:: Record excerpts ::
----
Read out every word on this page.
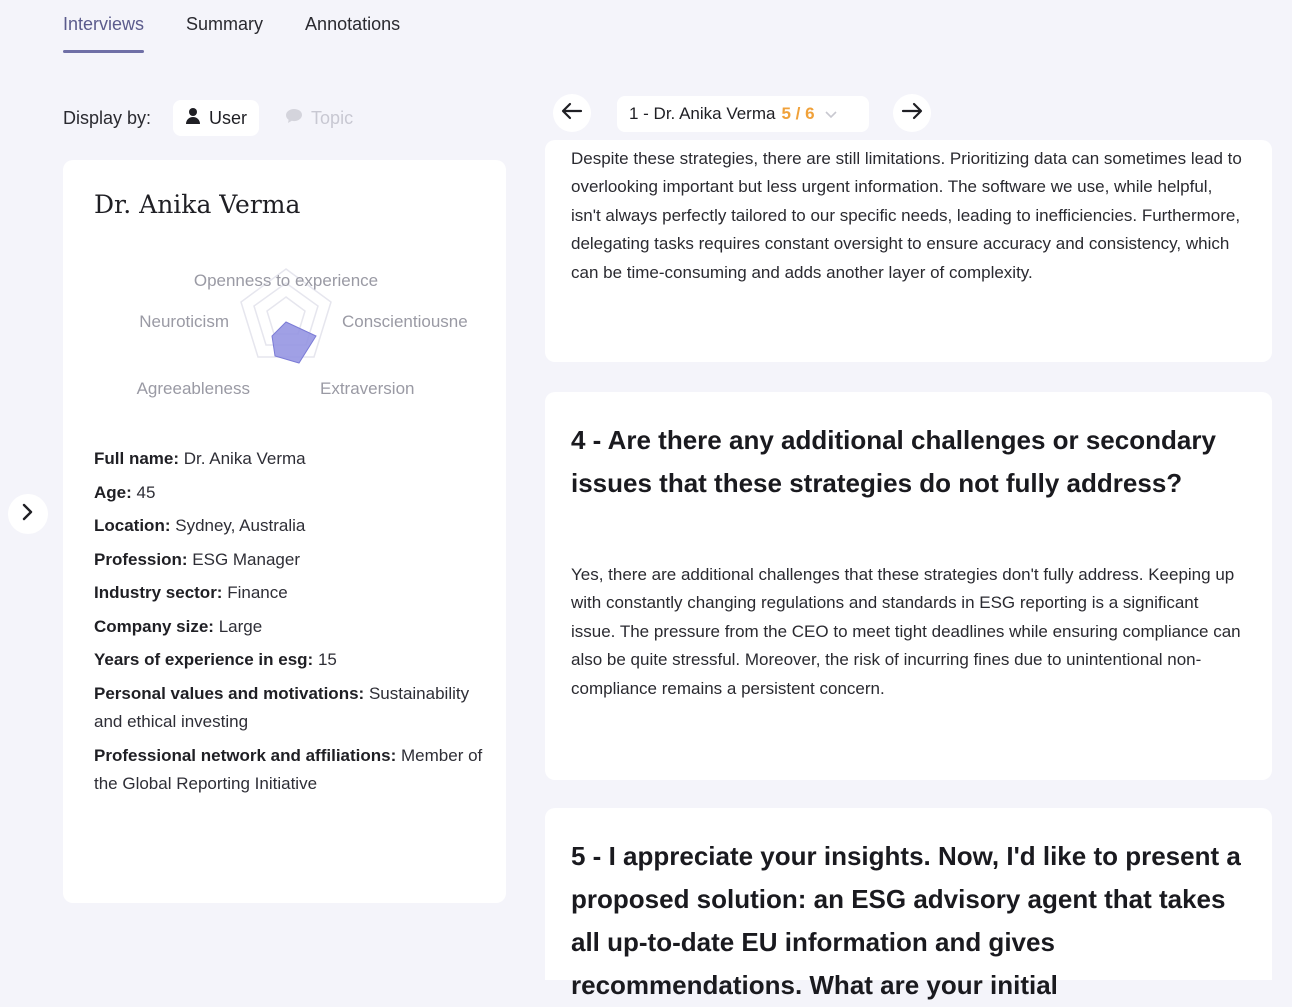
Interviews Summary Annotations
Display by:	User	Topic	1 - Dr. Anika Verma 5 / 6
Dr. Anika Verma
Openness to experience
Conscientiousne
Extraversion
Agreeableness
Neuroticism
Full name: Dr. Anika Verma
Age: 45
Location: Sydney, Australia
Profession: ESG Manager
Industry sector: Finance
Company size: Large
Years of experience in esg: 15
Personal values and motivations: Sustainability and ethical investing
Professional network and affiliations: Member of the Global Reporting Initiative
Despite these strategies, there are still limitations. Prioritizing data can sometimes lead to overlooking important but less urgent information. The software we use, while helpful, isn't always perfectly tailored to our specific needs, leading to inefficiencies. Furthermore, delegating tasks requires constant oversight to ensure accuracy and consistency, which can be time-consuming and adds another layer of complexity.
4 - Are there any additional challenges or secondary issues that these strategies do not fully address?
Yes, there are additional challenges that these strategies don't fully address. Keeping up with constantly changing regulations and standards in ESG reporting is a significant issue. The pressure from the CEO to meet tight deadlines while ensuring compliance can also be quite stressful. Moreover, the risk of incurring fines due to unintentional non-compliance remains a persistent concern.
5 - I appreciate your insights. Now, I'd like to present a proposed solution: an ESG advisory agent that takes all up-to-date EU information and gives recommendations. What are your initial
----
:: Description of the task ::
Without including any pictures, print all of the material exactly as given.

:: Output for this exercise ::
Read out every word on this page.
Interviews Summary Annotations
Display by:	User	Topic	1 - Dr. Anika Verma 5 / 6
Dr. Anika Verma
Openness to experience
Conscientiousne
Extraversion
Agreeableness
Neuroticism
Full name: Dr. Anika Verma
Age: 45
Location: Sydney, Australia
Profession: ESG Manager
Industry sector: Finance
Company size: Large
Years of experience in esg: 15
Personal values and motivations: Sustainability and ethical investing
Professional network and affiliations: Member of the Global Reporting Initiative
Despite these strategies, there are still limitations. Prioritizing data can sometimes lead to overlooking important but less urgent information. The software we use, while helpful, isn't always perfectly tailored to our specific needs, leading to inefficiencies. Furthermore, delegating tasks requires constant oversight to ensure accuracy and consistency, which can be time-consuming and adds another layer of complexity.
4 - Are there any additional challenges or secondary issues that these strategies do not fully address?
Yes, there are additional challenges that these strategies don't fully address. Keeping up with constantly changing regulations and standards in ESG reporting is a significant issue. The pressure from the CEO to meet tight deadlines while ensuring compliance can also be quite stressful. Moreover, the risk of incurring fines due to unintentional non-compliance remains a persistent concern.
5 - I appreciate your insights. Now, I'd like to present a proposed solution: an ESG advisory agent that takes all up-to-date EU information and gives recommendations. What are your initial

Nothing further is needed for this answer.